» **Source data**:
================
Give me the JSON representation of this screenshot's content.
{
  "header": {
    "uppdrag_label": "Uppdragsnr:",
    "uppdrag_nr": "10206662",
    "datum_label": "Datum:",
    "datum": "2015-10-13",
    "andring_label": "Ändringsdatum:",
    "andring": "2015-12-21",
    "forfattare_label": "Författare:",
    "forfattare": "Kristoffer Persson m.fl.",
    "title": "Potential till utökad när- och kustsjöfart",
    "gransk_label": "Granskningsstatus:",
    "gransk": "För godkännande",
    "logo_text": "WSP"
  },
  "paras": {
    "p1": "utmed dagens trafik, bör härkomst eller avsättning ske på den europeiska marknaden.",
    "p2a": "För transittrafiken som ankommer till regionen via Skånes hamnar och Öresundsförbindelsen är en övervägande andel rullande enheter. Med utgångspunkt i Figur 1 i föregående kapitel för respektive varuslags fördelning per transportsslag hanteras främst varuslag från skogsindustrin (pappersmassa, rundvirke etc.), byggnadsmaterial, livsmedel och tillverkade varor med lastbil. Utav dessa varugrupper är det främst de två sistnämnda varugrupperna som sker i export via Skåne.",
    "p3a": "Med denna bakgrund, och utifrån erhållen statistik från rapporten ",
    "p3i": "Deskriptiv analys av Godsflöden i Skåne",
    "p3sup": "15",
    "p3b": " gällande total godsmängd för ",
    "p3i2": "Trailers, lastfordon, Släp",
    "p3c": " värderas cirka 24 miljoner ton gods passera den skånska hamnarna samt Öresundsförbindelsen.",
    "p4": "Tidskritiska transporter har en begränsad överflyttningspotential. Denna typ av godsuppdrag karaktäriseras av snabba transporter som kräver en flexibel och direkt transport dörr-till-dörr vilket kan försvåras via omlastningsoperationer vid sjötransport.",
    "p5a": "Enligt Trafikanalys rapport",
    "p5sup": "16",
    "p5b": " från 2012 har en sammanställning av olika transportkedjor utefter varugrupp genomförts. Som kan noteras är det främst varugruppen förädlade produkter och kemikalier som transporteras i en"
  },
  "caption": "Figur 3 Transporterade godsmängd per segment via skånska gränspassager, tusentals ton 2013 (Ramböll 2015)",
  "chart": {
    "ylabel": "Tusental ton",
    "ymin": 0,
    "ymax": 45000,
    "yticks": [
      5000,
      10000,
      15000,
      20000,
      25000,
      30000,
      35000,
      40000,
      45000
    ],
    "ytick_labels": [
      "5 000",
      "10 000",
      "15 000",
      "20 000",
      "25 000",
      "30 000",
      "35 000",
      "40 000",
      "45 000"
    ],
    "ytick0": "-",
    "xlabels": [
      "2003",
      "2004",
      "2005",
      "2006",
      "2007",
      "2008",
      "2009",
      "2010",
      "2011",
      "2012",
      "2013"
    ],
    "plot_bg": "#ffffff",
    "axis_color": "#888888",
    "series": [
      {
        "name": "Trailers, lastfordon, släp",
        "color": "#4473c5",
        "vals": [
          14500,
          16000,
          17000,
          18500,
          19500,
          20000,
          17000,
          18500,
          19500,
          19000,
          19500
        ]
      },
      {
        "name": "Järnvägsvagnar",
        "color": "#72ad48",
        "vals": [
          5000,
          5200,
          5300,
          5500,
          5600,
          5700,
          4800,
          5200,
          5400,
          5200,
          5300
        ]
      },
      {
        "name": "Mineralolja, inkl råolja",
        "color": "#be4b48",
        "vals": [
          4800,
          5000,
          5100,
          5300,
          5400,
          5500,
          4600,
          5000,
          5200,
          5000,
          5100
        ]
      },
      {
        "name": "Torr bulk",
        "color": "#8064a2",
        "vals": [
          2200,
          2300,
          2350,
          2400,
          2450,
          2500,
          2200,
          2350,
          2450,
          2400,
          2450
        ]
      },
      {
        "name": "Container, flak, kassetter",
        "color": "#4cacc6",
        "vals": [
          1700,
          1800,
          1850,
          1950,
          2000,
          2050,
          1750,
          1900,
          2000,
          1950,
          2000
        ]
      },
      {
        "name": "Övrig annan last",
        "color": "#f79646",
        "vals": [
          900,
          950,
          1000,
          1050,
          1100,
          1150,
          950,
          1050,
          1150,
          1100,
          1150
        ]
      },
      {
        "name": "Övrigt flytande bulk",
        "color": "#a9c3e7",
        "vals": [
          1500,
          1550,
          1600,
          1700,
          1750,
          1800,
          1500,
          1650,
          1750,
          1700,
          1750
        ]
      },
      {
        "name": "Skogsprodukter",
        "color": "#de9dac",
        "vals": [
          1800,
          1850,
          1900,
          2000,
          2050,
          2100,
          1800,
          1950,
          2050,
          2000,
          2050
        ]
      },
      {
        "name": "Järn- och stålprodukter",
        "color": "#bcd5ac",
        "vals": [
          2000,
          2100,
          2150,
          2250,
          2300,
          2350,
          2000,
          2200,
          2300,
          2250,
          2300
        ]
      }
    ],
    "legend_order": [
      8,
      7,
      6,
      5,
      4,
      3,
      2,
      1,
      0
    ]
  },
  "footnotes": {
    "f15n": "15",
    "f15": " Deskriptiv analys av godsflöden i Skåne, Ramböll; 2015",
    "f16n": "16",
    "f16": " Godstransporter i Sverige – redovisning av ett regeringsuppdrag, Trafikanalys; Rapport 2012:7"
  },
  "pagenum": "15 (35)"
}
================
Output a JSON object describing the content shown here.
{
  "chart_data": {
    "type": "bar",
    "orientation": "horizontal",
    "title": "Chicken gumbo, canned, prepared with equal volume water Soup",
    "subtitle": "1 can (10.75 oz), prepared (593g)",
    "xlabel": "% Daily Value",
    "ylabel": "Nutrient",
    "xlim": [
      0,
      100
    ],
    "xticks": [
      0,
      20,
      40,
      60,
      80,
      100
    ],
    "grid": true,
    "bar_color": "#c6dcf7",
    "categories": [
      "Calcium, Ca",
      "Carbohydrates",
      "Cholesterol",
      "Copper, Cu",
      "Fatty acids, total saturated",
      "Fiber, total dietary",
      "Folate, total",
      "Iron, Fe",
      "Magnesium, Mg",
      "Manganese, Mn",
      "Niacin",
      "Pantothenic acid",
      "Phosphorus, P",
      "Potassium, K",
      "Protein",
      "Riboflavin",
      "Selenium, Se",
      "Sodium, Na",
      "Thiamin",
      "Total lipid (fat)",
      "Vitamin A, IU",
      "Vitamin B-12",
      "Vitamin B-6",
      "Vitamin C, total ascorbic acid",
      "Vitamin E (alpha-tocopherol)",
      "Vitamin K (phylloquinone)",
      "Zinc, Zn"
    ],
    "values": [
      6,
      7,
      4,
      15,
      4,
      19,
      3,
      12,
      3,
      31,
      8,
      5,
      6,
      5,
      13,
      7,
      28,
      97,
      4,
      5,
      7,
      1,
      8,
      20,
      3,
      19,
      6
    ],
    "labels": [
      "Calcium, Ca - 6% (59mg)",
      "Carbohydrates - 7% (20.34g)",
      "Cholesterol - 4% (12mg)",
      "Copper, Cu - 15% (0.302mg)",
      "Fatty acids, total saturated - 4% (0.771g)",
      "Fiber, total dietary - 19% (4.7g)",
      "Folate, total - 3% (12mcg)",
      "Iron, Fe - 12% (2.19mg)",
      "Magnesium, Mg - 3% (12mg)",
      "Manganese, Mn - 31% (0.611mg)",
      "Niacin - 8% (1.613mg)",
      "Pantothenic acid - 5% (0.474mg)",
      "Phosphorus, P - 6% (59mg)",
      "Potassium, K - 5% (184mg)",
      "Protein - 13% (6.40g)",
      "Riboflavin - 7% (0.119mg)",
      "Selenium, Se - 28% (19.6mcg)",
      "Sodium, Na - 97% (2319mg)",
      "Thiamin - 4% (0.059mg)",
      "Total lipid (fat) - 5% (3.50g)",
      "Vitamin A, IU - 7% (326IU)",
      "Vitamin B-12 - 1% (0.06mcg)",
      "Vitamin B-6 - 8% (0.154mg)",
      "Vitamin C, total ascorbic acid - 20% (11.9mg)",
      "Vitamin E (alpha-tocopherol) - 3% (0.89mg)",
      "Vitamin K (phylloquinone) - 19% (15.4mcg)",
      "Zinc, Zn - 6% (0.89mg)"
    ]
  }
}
================
» **What you have to do**: Answer with one number: how many lines of the entries above include the word "lastfordon".

» **Expected output**: 2